Instruction: Search the records for "DINKWeilt". Copy every line where it appears.

* BEGIN Input for this task *

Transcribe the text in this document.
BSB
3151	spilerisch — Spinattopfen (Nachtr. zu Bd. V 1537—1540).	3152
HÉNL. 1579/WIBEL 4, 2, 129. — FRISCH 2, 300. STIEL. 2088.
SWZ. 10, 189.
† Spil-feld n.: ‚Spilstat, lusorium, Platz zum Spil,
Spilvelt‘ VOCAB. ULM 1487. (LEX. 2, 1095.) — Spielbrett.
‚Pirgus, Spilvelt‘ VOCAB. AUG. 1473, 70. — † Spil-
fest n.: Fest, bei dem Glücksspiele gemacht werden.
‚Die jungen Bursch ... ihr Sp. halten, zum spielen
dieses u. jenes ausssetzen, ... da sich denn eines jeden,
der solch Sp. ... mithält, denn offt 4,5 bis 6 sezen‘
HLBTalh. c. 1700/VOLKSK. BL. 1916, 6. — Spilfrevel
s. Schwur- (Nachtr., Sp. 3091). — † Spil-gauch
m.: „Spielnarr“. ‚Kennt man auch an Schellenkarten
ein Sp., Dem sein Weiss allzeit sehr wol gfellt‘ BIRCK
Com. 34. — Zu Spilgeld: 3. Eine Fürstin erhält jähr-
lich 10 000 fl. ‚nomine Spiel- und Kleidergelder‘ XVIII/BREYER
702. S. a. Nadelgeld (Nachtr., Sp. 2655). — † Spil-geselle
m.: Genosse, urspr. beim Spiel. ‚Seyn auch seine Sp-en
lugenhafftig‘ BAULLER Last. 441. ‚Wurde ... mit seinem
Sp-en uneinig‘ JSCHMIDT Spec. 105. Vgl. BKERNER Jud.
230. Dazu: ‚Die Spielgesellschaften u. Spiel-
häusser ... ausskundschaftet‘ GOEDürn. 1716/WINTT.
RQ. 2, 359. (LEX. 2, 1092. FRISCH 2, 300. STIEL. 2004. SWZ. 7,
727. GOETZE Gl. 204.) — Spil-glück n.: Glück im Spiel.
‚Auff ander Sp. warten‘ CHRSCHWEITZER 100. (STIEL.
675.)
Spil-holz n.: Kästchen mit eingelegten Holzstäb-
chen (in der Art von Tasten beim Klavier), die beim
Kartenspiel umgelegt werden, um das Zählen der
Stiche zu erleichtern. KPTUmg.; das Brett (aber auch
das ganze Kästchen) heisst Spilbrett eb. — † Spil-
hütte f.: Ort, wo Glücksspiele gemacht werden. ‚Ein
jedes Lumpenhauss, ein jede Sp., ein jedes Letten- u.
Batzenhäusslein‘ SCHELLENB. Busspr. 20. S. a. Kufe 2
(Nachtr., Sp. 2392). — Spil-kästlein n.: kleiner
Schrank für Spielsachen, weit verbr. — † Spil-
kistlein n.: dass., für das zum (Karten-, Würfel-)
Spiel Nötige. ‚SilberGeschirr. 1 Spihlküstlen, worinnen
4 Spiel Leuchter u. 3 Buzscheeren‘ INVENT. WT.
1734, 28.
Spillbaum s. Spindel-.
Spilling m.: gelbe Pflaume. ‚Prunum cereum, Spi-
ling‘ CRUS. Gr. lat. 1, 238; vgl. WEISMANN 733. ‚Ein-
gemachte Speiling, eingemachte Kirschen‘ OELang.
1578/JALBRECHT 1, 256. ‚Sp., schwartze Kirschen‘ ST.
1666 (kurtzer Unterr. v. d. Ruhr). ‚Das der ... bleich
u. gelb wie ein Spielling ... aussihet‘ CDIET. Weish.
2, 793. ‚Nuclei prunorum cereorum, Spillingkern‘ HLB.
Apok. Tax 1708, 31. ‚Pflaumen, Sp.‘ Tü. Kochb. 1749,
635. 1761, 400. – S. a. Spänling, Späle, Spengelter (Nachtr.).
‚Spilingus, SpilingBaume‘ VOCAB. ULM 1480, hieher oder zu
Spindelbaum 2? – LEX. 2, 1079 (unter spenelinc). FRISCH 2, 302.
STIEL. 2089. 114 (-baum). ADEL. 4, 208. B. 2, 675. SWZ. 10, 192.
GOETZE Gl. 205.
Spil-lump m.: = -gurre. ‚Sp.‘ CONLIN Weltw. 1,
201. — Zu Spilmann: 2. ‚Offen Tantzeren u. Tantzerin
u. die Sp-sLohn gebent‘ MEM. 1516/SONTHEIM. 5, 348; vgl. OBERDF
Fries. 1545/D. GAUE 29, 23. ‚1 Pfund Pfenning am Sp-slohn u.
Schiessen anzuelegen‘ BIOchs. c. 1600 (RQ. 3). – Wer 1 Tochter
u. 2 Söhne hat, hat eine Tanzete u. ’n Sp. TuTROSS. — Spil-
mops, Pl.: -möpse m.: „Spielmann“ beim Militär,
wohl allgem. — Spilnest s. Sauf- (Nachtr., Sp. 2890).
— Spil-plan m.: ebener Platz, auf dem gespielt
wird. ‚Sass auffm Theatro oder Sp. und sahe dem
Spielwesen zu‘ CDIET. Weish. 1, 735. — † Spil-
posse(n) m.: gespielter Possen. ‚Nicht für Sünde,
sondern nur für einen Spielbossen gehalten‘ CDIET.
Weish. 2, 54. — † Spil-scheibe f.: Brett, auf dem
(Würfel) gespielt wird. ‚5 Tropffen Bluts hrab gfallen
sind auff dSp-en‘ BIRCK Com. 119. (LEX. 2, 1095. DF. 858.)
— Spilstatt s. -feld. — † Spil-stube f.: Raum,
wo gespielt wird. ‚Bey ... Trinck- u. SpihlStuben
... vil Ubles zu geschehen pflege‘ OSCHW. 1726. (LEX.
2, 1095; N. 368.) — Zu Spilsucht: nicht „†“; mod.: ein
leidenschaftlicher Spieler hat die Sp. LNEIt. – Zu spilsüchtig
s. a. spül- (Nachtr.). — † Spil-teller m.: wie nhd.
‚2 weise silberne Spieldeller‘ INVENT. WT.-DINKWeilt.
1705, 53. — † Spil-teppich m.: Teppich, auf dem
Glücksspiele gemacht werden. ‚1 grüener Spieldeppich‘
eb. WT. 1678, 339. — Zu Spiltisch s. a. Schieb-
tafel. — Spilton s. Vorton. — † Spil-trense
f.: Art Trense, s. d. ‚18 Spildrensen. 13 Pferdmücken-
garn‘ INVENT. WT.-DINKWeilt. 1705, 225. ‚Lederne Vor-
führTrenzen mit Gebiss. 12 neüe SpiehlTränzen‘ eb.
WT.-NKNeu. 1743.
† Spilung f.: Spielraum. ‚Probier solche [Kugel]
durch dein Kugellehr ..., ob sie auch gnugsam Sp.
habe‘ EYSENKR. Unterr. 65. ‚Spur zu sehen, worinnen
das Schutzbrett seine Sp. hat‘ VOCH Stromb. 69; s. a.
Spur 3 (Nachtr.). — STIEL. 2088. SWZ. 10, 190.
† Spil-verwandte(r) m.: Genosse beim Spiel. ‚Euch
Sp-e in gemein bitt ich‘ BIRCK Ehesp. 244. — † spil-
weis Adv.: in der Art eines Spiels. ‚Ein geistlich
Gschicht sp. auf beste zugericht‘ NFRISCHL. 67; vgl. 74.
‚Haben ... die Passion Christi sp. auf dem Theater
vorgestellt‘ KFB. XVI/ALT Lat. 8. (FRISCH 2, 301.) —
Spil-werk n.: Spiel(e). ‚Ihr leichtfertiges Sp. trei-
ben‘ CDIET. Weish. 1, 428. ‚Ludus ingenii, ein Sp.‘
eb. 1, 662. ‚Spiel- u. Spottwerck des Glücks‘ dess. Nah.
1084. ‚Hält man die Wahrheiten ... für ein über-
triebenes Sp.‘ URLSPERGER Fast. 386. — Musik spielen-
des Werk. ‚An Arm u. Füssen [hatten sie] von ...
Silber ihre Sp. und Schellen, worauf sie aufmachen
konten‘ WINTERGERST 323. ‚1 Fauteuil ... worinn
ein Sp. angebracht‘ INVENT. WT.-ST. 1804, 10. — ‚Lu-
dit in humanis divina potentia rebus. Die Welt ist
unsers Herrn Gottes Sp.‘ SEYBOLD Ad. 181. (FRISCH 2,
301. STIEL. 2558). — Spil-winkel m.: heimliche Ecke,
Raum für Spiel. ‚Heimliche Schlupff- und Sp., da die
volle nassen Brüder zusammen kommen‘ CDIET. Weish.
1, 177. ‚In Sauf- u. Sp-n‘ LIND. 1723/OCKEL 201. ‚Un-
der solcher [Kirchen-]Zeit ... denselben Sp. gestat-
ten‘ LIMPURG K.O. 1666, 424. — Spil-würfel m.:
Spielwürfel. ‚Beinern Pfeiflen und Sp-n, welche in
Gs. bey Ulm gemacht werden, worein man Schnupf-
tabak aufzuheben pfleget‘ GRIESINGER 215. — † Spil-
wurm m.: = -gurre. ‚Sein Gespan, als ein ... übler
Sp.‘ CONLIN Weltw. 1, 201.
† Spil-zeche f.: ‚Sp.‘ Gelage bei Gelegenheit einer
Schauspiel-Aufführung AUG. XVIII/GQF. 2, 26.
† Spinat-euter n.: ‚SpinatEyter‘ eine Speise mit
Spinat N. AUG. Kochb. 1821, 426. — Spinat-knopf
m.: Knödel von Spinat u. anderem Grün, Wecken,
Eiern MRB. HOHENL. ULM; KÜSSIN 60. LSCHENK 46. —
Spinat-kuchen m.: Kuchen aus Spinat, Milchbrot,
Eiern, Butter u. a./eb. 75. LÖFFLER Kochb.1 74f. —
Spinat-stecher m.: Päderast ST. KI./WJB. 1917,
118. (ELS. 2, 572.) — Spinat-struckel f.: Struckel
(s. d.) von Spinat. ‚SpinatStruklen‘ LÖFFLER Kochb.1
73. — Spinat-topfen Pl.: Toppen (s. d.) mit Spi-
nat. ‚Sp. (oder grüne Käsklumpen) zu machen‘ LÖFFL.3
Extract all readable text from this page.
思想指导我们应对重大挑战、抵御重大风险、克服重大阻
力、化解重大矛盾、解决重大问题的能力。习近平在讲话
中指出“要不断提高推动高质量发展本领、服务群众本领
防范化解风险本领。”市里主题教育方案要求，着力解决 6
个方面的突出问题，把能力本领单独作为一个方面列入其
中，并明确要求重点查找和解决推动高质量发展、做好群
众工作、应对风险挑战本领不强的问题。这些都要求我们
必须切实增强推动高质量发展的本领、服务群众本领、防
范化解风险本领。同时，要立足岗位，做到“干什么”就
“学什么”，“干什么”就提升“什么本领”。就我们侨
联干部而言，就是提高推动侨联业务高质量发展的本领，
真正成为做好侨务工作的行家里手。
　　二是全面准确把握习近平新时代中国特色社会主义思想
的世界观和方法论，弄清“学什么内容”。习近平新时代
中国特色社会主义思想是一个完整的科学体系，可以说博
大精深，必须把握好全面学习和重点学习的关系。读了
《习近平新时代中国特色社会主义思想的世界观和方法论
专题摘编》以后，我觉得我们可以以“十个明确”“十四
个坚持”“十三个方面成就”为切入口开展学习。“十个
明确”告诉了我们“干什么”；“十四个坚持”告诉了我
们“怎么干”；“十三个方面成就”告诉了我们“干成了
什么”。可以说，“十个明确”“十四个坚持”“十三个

* END Input for this task *

Exercise answer:
‚2 weise silberne Spieldeller‘ INVENT. WT.-DINKWeilt.
garn‘ INVENT. WT.-DINKWeilt. 1705, 225. ‚Lederne Vor-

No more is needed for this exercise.